**** TEXTE DE LA PAGE ****
Mais pourquoi n’en parlerions-nous pas ? C’est une charmante chose, paroles et musique, que cette suite brève, en un petit acte, du Chandelier. Offenbach, si je ne me trompe, en demanda le livret à Ludovic Halévy pour y insérer la chanson destinée au Fortunio de la Comédie-Française, et que celui-ci, mieux disant que chantant, n’avait pu chanter. Elle est ainsi deux fois le « motif, » en étant d’abord la cause et puis le thème poétique et musical, de cet aimable Trente ans après, ou trente-cinq.
**** DONNÉES FOURNIES ****
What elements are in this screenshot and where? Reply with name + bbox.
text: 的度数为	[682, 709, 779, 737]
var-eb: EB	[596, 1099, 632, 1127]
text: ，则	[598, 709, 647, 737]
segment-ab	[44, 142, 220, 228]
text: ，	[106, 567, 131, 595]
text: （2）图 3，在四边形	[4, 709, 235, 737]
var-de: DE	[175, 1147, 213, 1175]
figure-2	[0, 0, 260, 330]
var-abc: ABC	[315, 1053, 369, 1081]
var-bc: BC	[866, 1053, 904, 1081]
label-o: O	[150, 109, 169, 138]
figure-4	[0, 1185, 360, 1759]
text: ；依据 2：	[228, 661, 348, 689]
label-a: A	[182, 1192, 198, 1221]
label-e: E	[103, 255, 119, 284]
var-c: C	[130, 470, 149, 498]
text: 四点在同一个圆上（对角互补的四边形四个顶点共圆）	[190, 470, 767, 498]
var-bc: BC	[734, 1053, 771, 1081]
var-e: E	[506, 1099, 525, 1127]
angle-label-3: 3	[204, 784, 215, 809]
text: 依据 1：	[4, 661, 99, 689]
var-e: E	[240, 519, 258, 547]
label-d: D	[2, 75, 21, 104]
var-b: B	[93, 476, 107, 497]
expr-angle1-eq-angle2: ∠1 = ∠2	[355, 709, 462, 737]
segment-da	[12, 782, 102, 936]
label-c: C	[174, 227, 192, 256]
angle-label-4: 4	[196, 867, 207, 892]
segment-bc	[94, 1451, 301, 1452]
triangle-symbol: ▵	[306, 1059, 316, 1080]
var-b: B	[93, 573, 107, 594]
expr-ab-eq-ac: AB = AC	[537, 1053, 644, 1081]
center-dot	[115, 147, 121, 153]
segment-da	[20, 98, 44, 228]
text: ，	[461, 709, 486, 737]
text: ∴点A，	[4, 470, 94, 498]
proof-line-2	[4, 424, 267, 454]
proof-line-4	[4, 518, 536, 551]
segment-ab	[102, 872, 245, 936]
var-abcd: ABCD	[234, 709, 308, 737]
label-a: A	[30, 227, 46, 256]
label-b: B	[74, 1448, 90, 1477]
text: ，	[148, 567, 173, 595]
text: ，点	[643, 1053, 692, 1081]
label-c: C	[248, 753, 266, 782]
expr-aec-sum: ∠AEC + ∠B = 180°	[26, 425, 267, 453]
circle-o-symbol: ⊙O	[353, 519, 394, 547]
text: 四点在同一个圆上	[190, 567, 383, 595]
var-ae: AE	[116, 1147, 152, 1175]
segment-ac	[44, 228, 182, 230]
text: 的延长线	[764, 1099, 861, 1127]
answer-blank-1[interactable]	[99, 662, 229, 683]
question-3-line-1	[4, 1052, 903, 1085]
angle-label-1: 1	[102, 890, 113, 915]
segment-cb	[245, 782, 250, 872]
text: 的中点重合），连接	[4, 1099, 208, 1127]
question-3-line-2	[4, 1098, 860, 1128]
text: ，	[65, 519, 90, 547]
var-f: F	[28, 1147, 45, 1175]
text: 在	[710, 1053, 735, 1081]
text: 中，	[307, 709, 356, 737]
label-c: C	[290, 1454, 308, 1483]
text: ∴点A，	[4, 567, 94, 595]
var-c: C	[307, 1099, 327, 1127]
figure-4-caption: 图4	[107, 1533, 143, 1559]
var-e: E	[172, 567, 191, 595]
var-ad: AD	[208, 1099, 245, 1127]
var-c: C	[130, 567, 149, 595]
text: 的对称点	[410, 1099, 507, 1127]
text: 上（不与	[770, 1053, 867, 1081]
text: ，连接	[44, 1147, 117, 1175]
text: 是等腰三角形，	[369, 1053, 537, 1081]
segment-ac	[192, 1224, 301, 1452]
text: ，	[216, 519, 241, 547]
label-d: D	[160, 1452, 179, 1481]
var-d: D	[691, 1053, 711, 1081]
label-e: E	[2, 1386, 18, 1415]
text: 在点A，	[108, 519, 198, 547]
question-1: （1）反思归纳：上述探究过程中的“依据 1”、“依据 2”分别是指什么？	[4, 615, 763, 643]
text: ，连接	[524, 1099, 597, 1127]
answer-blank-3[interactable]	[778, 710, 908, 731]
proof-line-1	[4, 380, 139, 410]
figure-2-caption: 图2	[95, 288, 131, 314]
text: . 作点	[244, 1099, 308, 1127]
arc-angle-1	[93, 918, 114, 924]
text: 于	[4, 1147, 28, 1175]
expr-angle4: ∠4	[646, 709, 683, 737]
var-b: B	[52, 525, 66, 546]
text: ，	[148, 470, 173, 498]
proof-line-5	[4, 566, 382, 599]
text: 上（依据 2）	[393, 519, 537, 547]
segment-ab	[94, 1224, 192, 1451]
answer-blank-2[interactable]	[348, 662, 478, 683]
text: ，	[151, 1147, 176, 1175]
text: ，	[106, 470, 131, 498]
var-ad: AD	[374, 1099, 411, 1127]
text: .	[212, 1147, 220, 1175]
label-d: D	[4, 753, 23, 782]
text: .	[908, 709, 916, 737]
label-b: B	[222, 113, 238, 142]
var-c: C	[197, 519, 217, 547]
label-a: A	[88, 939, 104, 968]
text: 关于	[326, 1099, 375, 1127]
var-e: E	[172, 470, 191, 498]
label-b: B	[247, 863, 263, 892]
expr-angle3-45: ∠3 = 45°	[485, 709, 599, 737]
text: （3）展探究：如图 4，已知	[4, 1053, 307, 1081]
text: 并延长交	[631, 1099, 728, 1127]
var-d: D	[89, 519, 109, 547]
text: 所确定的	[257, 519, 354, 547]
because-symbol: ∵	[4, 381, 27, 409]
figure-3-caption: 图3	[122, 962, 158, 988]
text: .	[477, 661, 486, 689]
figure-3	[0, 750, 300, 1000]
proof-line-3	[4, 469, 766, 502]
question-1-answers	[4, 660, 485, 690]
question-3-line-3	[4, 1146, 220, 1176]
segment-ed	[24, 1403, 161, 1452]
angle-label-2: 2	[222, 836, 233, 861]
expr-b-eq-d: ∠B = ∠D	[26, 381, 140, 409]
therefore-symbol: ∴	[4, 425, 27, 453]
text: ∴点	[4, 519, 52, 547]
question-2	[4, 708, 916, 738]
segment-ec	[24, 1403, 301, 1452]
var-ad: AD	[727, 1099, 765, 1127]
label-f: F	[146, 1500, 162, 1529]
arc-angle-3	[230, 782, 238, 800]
****
TÂCHES À RÉALISER ::
1 – D'après l'extrait sur la suite du Chandelier, à qui Offenbach a-t-il demandé le livret ?
2 – Prolongez l'extrait sur la suite du Chandelier à partir de sa dernière phrase.
Les items ne servent à rien pour ce travail.

RÉPONSES FOURNIES ::
1 – À Ludovic Halévy.

2 –
Fortunio, devenu quinquagénaire, a pris non seulement l’étude, mais le personnage de Me André. Sa femme, Laurette, est une seconde Jacqueline, dont Valentin, l’un des clercs, devient à son tour, avec moins de peine que l’autre, n’y ayant point ici de Clavaroche, l’heureux Fortunio. Et l’ouvrière de son bonheur, c’est encore la chanson, la fameuse, l’irrésistible chanson, que le patron croyait avoir détruite et qui se retrouve parmi les paperasses d’un vieux dossier. « Motif-conducteur » à sa manière, elle conduit ou se conduit avec bien de l’esprit, de la gentillesse et de la sensibilité. Surprise par Valentin et l’un de ses camarades entre les feuillets jaunis d’un grimoire, mêlée d’abord à des formules de droit ou de procédure, la mélodie s’en dégage peu à peu, s’en exhale comme un parfum de jeunesse et d’amour. Valentin, puis les autres petits, appelés en hâte, la respirent longuement. Elle leur monte à la tête, elle leur descend au cœur. Valentin surtout ne chante plus qu’à peine. Il murmure à mi-voix :


C’est le brouillon,
C’est le brouillon
De la chanson
Du patron.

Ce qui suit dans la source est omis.